=== The input ===
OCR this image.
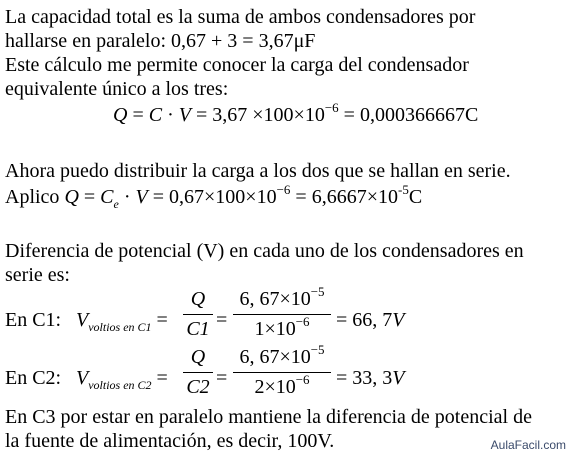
La capacidad total es la suma de ambos condensadores por
hallarse en paralelo: 0,67 + 3 = 3,67μF
Este cálculo me permite conocer la carga del condensador
equivalente único a los tres:
$Q = C \cdot V = 3,67 \times 100\times 10^{-6} = 0,000366667C$
Ahora puedo distribuir la carga a los dos que se hallan en serie.
Aplico $Q = C_e \cdot V = 0,67\times 100\times 10^{-6} = 6,6667\times 10^{-5}C$
Diferencia de potencial (V) en cada uno de los condensadores en
serie es:
En C1: $V_{voltios en C1}$ =
Q
C1 =
6, $67\times 10^{-5}$
$1\times 10^{-6}$	= 66, 7V
En C2: $V_{voltios en C2}$ =
Q
C2 =
6, $67\times 10^{-5}$
$2\times 10^{-6}$	= 33, 3V
En C3 por estar en paralelo mantiene la diferencia de potencial de
la fuente de alimentación, es decir, 100V.	AulaFacil.com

=== Stated exercise ===
Make a word-for-word copy of the entries, without any pictures.

=== Answer to this exercise ===
OCR this image.
La capacidad total es la suma de ambos condensadores por
hallarse en paralelo: 0,67 + 3 = 3,67μF
Este cálculo me permite conocer la carga del condensador
equivalente único a los tres:
$Q = C \cdot V = 3,67 \times 100\times 10^{-6} = 0,000366667C$
Ahora puedo distribuir la carga a los dos que se hallan en serie.
Aplico $Q = C_e \cdot V = 0,67\times 100\times 10^{-6} = 6,6667\times 10^{-5}C$
Diferencia de potencial (V) en cada uno de los condensadores en
serie es:
En C1: $V_{voltios en C1}$ =
Q
C1 =
6, $67\times 10^{-5}$
$1\times 10^{-6}$	= 66, 7V
En C2: $V_{voltios en C2}$ =
Q
C2 =
6, $67\times 10^{-5}$
$2\times 10^{-6}$	= 33, 3V
En C3 por estar en paralelo mantiene la diferencia de potencial de
la fuente de alimentación, es decir, 100V.	AulaFacil.com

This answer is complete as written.